- TASK SET -
1. In the bonus repeal extract, the repeal of the schoolkids bonus applies to new instalments after which schedule commences?
2. Duplicate the part of the bonus repeal extract starting with "Repeal of the income" and going on through "8 commences .".
--- BEGIN PAGE EXTRACT ---
Repeal of the income support bonus

Application

2.106           The repeal of the ISB applies to new instalments of the bonus after Schedule 8 commences .

Savings

2.107        The law with respect to the ISB is preserved in relation to payments of the ISB to individuals who were entitled to payment in relation to the period prior to the repeal for ISB payments made before, on or after the commencement of the amendments.  Parts of the social security law relating to a person’s qualification for the ISB in force prior to the commencement of the amendments continue to apply in relation to that qualification.  [Schedule 8, subitems 26(1),(2) and (6)]

2.108           The provisions of the ITAA 1997 which relate to the ISB also continue to operate in respect of payments made to recipients before, on or after the commencement of the amendments to those provisions.  [Schedule 8, subitems 26(3) to (5)]

Repeal of the schoolkids bonus

Application

2.109           The repeal of the SKB applies to new instalments of the bonus after Schedule 9 commences.
--- END PAGE EXTRACT ---
--- BEGIN MATERIAL SHOWN ---
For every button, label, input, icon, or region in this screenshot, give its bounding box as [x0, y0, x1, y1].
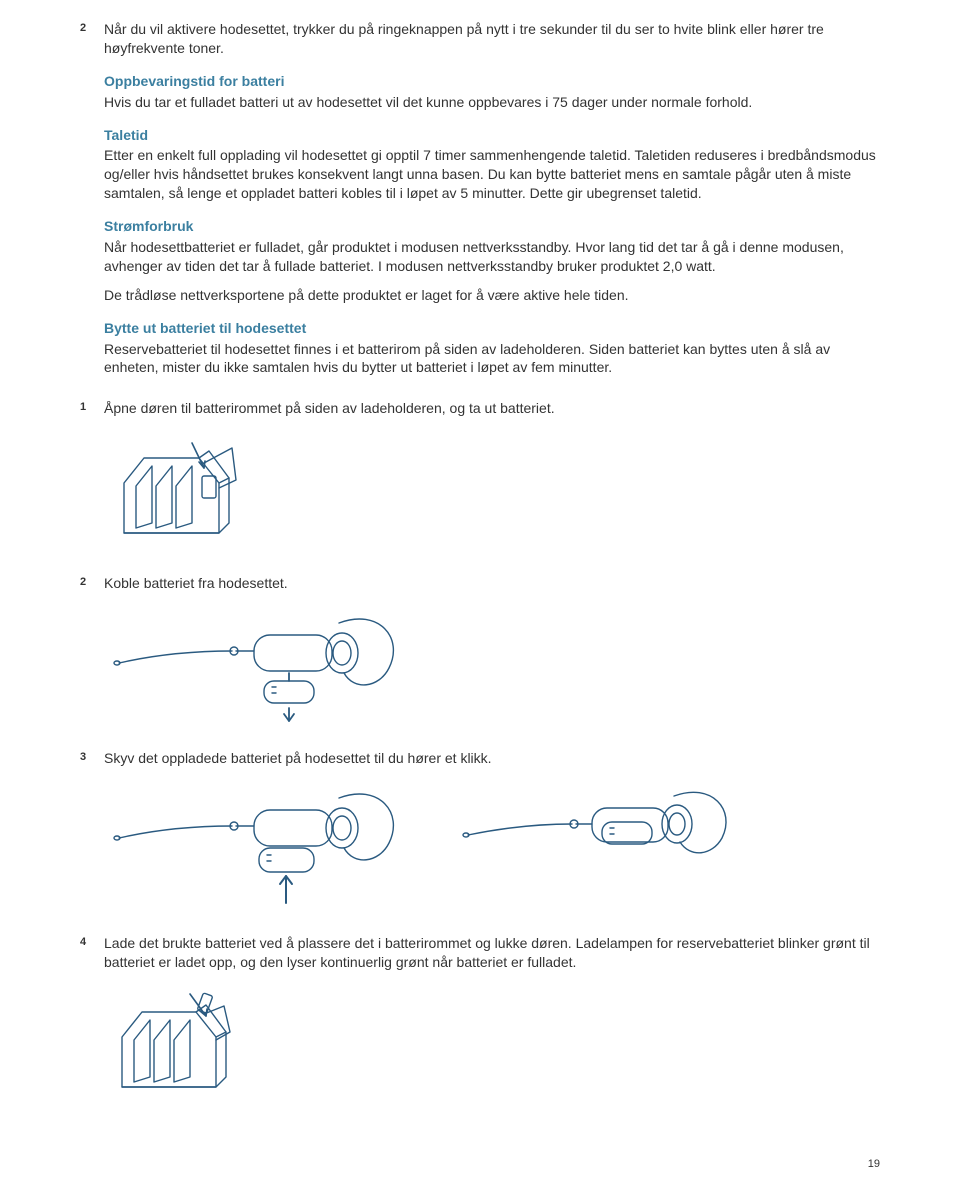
step-number: 2: [80, 574, 104, 737]
step-text: Lade det brukte batteriet ved å plassere…: [104, 934, 880, 972]
step-1: 1 Åpne døren til batterirommet på siden …: [80, 399, 880, 562]
standalone-paragraph: De trådløse nettverksportene på dette pr…: [104, 286, 880, 305]
step-body: Lade det brukte batteriet ved å plassere…: [104, 934, 880, 1116]
step-text: Koble batteriet fra hodesettet.: [104, 574, 880, 593]
intro-step-2: 2 Når du vil aktivere hodesettet, trykke…: [80, 20, 880, 387]
step-text: Åpne døren til batterirommet på siden av…: [104, 399, 880, 418]
figure-base-open: [104, 428, 880, 548]
section-heading-bytte-batteri: Bytte ut batteriet til hodesettet: [104, 319, 880, 338]
figure-headset-attach-row: [104, 778, 880, 908]
step-body: Koble batteriet fra hodesettet.: [104, 574, 880, 737]
section-text: Hvis du tar et fulladet batteri ut av ho…: [104, 93, 880, 112]
section-heading-stromforbruk: Strømforbruk: [104, 217, 880, 236]
step-number: 1: [80, 399, 104, 562]
figure-base-close: [104, 982, 880, 1102]
step-number: 2: [80, 20, 104, 387]
section-heading-taletid: Taletid: [104, 126, 880, 145]
figure-headset-detach: [104, 603, 880, 723]
step-number: 3: [80, 749, 104, 922]
page-number: 19: [868, 1158, 880, 1170]
step-body: Skyv det oppladede batteriet på hodesett…: [104, 749, 880, 922]
step-number: 4: [80, 934, 104, 1116]
section-text: Reservebatteriet til hodesettet finnes i…: [104, 340, 880, 378]
step-3: 3 Skyv det oppladede batteriet på hodese…: [80, 749, 880, 922]
step-body: Åpne døren til batterirommet på siden av…: [104, 399, 880, 562]
step-text: Skyv det oppladede batteriet på hodesett…: [104, 749, 880, 768]
section-text: Etter en enkelt full opplading vil hodes…: [104, 146, 880, 203]
figure-headset-attached: [454, 778, 744, 888]
step-text: Når du vil aktivere hodesettet, trykker …: [104, 20, 880, 58]
figure-headset-attach-before: [104, 778, 414, 908]
step-2: 2 Koble batteriet fra hodesettet.: [80, 574, 880, 737]
step-body: Når du vil aktivere hodesettet, trykker …: [104, 20, 880, 387]
step-4: 4 Lade det brukte batteriet ved å plasse…: [80, 934, 880, 1116]
section-text: Når hodesettbatteriet er fulladet, går p…: [104, 238, 880, 276]
section-heading-oppbevaringstid: Oppbevaringstid for batteri: [104, 72, 880, 91]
--- END MATERIAL SHOWN ---
- TASK SOLUTIONS -
1. Schedule 9

2.
Repeal of the income support bonus

Application

2.106           The repeal of the ISB applies to new instalments of the bonus after Schedule 8 commences .